**Brief**
For this exercise, transcribe all of the records exactly as given.

[Items from a figure collection]
· · · · · · ·

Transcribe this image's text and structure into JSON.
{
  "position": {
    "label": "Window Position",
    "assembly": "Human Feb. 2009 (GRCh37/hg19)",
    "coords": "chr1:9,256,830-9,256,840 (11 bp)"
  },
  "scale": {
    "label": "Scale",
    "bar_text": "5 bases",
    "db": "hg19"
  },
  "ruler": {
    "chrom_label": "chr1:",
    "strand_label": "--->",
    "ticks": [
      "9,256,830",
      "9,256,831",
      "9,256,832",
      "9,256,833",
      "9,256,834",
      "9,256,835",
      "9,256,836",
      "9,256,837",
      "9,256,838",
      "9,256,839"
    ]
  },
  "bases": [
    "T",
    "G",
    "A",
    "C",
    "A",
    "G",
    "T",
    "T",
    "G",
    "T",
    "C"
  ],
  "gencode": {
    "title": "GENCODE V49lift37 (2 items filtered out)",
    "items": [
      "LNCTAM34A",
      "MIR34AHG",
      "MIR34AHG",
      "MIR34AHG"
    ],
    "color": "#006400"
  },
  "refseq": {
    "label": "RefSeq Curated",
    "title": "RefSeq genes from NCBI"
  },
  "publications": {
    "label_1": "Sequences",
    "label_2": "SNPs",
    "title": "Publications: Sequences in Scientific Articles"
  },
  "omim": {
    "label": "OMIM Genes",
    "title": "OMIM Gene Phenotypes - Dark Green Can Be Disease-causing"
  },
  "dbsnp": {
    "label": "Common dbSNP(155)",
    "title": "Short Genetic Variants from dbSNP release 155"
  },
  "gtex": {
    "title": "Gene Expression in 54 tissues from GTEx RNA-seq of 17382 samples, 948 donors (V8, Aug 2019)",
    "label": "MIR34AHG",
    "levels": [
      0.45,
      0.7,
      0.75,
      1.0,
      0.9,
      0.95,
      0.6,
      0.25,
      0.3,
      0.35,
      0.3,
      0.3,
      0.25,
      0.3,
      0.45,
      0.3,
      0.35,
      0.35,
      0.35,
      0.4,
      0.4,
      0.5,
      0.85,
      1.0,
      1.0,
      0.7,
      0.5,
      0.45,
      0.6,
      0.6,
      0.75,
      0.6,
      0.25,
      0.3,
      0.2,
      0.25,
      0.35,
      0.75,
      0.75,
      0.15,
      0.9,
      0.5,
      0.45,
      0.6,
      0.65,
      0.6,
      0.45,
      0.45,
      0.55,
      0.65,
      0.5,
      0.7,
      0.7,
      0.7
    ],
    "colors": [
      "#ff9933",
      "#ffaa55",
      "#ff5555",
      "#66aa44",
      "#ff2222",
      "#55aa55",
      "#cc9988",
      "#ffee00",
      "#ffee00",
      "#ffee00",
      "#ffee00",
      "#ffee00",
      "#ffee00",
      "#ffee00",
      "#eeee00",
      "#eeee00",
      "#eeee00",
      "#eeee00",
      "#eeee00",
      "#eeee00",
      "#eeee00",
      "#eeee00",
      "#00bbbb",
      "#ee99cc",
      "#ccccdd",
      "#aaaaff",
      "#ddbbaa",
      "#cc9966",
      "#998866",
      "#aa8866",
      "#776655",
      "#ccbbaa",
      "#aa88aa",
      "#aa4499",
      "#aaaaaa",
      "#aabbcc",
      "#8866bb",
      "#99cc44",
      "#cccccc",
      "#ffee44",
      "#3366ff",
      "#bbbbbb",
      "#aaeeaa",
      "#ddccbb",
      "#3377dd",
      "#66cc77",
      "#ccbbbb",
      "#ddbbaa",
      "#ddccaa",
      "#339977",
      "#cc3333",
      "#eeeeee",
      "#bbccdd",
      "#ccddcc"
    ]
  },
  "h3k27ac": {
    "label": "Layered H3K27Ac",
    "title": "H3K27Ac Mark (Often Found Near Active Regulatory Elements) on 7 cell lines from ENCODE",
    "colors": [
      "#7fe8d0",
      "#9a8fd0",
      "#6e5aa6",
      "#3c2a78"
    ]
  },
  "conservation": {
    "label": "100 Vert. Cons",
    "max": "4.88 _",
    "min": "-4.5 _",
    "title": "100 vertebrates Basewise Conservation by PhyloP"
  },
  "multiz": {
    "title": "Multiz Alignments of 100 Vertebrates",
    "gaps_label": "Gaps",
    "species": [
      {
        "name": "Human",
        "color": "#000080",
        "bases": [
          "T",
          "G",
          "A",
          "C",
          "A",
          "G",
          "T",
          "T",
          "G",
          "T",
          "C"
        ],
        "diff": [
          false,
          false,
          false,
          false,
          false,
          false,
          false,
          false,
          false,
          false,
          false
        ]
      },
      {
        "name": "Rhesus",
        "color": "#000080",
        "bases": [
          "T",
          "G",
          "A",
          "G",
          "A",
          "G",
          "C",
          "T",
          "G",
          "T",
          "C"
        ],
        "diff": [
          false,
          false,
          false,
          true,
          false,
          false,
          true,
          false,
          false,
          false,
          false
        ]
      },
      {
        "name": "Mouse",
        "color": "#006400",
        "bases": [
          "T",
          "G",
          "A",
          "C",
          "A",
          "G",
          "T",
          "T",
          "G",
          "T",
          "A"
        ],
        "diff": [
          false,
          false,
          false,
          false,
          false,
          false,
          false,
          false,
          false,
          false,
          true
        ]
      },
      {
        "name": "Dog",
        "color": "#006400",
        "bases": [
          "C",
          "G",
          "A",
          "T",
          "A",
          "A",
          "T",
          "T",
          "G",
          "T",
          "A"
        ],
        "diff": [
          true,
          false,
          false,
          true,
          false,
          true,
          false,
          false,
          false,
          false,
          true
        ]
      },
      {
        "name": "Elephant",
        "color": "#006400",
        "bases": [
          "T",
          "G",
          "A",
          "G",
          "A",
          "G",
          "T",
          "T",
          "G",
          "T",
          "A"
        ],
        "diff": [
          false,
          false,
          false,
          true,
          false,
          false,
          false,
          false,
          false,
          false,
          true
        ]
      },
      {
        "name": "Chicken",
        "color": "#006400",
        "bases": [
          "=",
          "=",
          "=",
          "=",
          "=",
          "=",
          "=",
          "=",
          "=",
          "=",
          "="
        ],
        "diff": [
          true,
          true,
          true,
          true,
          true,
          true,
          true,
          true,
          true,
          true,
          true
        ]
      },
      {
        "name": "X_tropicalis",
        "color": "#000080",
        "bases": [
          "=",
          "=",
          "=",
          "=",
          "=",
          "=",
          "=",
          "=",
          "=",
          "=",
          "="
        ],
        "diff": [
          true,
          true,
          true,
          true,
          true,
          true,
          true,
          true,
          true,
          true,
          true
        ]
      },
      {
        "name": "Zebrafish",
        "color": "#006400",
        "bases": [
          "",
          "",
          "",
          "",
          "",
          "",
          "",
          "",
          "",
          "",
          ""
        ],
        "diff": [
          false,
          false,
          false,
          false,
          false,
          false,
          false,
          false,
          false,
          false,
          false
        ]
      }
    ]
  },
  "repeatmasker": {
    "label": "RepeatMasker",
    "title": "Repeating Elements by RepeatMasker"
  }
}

· · · · · · ·

**Answer below**
Transcribe this image's text and structure into JSON.
{
  "position": {
    "label": "Window Position",
    "assembly": "Human Feb. 2009 (GRCh37/hg19)",
    "coords": "chr1:9,256,830-9,256,840 (11 bp)"
  },
  "scale": {
    "label": "Scale",
    "bar_text": "5 bases",
    "db": "hg19"
  },
  "ruler": {
    "chrom_label": "chr1:",
    "strand_label": "--->",
    "ticks": [
      "9,256,830",
      "9,256,831",
      "9,256,832",
      "9,256,833",
      "9,256,834",
      "9,256,835",
      "9,256,836",
      "9,256,837",
      "9,256,838",
      "9,256,839"
    ]
  },
  "bases": [
    "T",
    "G",
    "A",
    "C",
    "A",
    "G",
    "T",
    "T",
    "G",
    "T",
    "C"
  ],
  "gencode": {
    "title": "GENCODE V49lift37 (2 items filtered out)",
    "items": [
      "LNCTAM34A",
      "MIR34AHG",
      "MIR34AHG",
      "MIR34AHG"
    ],
    "color": "#006400"
  },
  "refseq": {
    "label": "RefSeq Curated",
    "title": "RefSeq genes from NCBI"
  },
  "publications": {
    "label_1": "Sequences",
    "label_2": "SNPs",
    "title": "Publications: Sequences in Scientific Articles"
  },
  "omim": {
    "label": "OMIM Genes",
    "title": "OMIM Gene Phenotypes - Dark Green Can Be Disease-causing"
  },
  "dbsnp": {
    "label": "Common dbSNP(155)",
    "title": "Short Genetic Variants from dbSNP release 155"
  },
  "gtex": {
    "title": "Gene Expression in 54 tissues from GTEx RNA-seq of 17382 samples, 948 donors (V8, Aug 2019)",
    "label": "MIR34AHG",
    "levels": [
      0.45,
      0.7,
      0.75,
      1.0,
      0.9,
      0.95,
      0.6,
      0.25,
      0.3,
      0.35,
      0.3,
      0.3,
      0.25,
      0.3,
      0.45,
      0.3,
      0.35,
      0.35,
      0.35,
      0.4,
      0.4,
      0.5,
      0.85,
      1.0,
      1.0,
      0.7,
      0.5,
      0.45,
      0.6,
      0.6,
      0.75,
      0.6,
      0.25,
      0.3,
      0.2,
      0.25,
      0.35,
      0.75,
      0.75,
      0.15,
      0.9,
      0.5,
      0.45,
      0.6,
      0.65,
      0.6,
      0.45,
      0.45,
      0.55,
      0.65,
      0.5,
      0.7,
      0.7,
      0.7
    ],
    "colors": [
      "#ff9933",
      "#ffaa55",
      "#ff5555",
      "#66aa44",
      "#ff2222",
      "#55aa55",
      "#cc9988",
      "#ffee00",
      "#ffee00",
      "#ffee00",
      "#ffee00",
      "#ffee00",
      "#ffee00",
      "#ffee00",
      "#eeee00",
      "#eeee00",
      "#eeee00",
      "#eeee00",
      "#eeee00",
      "#eeee00",
      "#eeee00",
      "#eeee00",
      "#00bbbb",
      "#ee99cc",
      "#ccccdd",
      "#aaaaff",
      "#ddbbaa",
      "#cc9966",
      "#998866",
      "#aa8866",
      "#776655",
      "#ccbbaa",
      "#aa88aa",
      "#aa4499",
      "#aaaaaa",
      "#aabbcc",
      "#8866bb",
      "#99cc44",
      "#cccccc",
      "#ffee44",
      "#3366ff",
      "#bbbbbb",
      "#aaeeaa",
      "#ddccbb",
      "#3377dd",
      "#66cc77",
      "#ccbbbb",
      "#ddbbaa",
      "#ddccaa",
      "#339977",
      "#cc3333",
      "#eeeeee",
      "#bbccdd",
      "#ccddcc"
    ]
  },
  "h3k27ac": {
    "label": "Layered H3K27Ac",
    "title": "H3K27Ac Mark (Often Found Near Active Regulatory Elements) on 7 cell lines from ENCODE",
    "colors": [
      "#7fe8d0",
      "#9a8fd0",
      "#6e5aa6",
      "#3c2a78"
    ]
  },
  "conservation": {
    "label": "100 Vert. Cons",
    "max": "4.88 _",
    "min": "-4.5 _",
    "title": "100 vertebrates Basewise Conservation by PhyloP"
  },
  "multiz": {
    "title": "Multiz Alignments of 100 Vertebrates",
    "gaps_label": "Gaps",
    "species": [
      {
        "name": "Human",
        "color": "#000080",
        "bases": [
          "T",
          "G",
          "A",
          "C",
          "A",
          "G",
          "T",
          "T",
          "G",
          "T",
          "C"
        ],
        "diff": [
          false,
          false,
          false,
          false,
          false,
          false,
          false,
          false,
          false,
          false,
          false
        ]
      },
      {
        "name": "Rhesus",
        "color": "#000080",
        "bases": [
          "T",
          "G",
          "A",
          "G",
          "A",
          "G",
          "C",
          "T",
          "G",
          "T",
          "C"
        ],
        "diff": [
          false,
          false,
          false,
          true,
          false,
          false,
          true,
          false,
          false,
          false,
          false
        ]
      },
      {
        "name": "Mouse",
        "color": "#006400",
        "bases": [
          "T",
          "G",
          "A",
          "C",
          "A",
          "G",
          "T",
          "T",
          "G",
          "T",
          "A"
        ],
        "diff": [
          false,
          false,
          false,
          false,
          false,
          false,
          false,
          false,
          false,
          false,
          true
        ]
      },
      {
        "name": "Dog",
        "color": "#006400",
        "bases": [
          "C",
          "G",
          "A",
          "T",
          "A",
          "A",
          "T",
          "T",
          "G",
          "T",
          "A"
        ],
        "diff": [
          true,
          false,
          false,
          true,
          false,
          true,
          false,
          false,
          false,
          false,
          true
        ]
      },
      {
        "name": "Elephant",
        "color": "#006400",
        "bases": [
          "T",
          "G",
          "A",
          "G",
          "A",
          "G",
          "T",
          "T",
          "G",
          "T",
          "A"
        ],
        "diff": [
          false,
          false,
          false,
          true,
          false,
          false,
          false,
          false,
          false,
          false,
          true
        ]
      },
      {
        "name": "Chicken",
        "color": "#006400",
        "bases": [
          "=",
          "=",
          "=",
          "=",
          "=",
          "=",
          "=",
          "=",
          "=",
          "=",
          "="
        ],
        "diff": [
          true,
          true,
          true,
          true,
          true,
          true,
          true,
          true,
          true,
          true,
          true
        ]
      },
      {
        "name": "X_tropicalis",
        "color": "#000080",
        "bases": [
          "=",
          "=",
          "=",
          "=",
          "=",
          "=",
          "=",
          "=",
          "=",
          "=",
          "="
        ],
        "diff": [
          true,
          true,
          true,
          true,
          true,
          true,
          true,
          true,
          true,
          true,
          true
        ]
      },
      {
        "name": "Zebrafish",
        "color": "#006400",
        "bases": [
          "",
          "",
          "",
          "",
          "",
          "",
          "",
          "",
          "",
          "",
          ""
        ],
        "diff": [
          false,
          false,
          false,
          false,
          false,
          false,
          false,
          false,
          false,
          false,
          false
        ]
      }
    ]
  },
  "repeatmasker": {
    "label": "RepeatMasker",
    "title": "Repeating Elements by RepeatMasker"
  }
}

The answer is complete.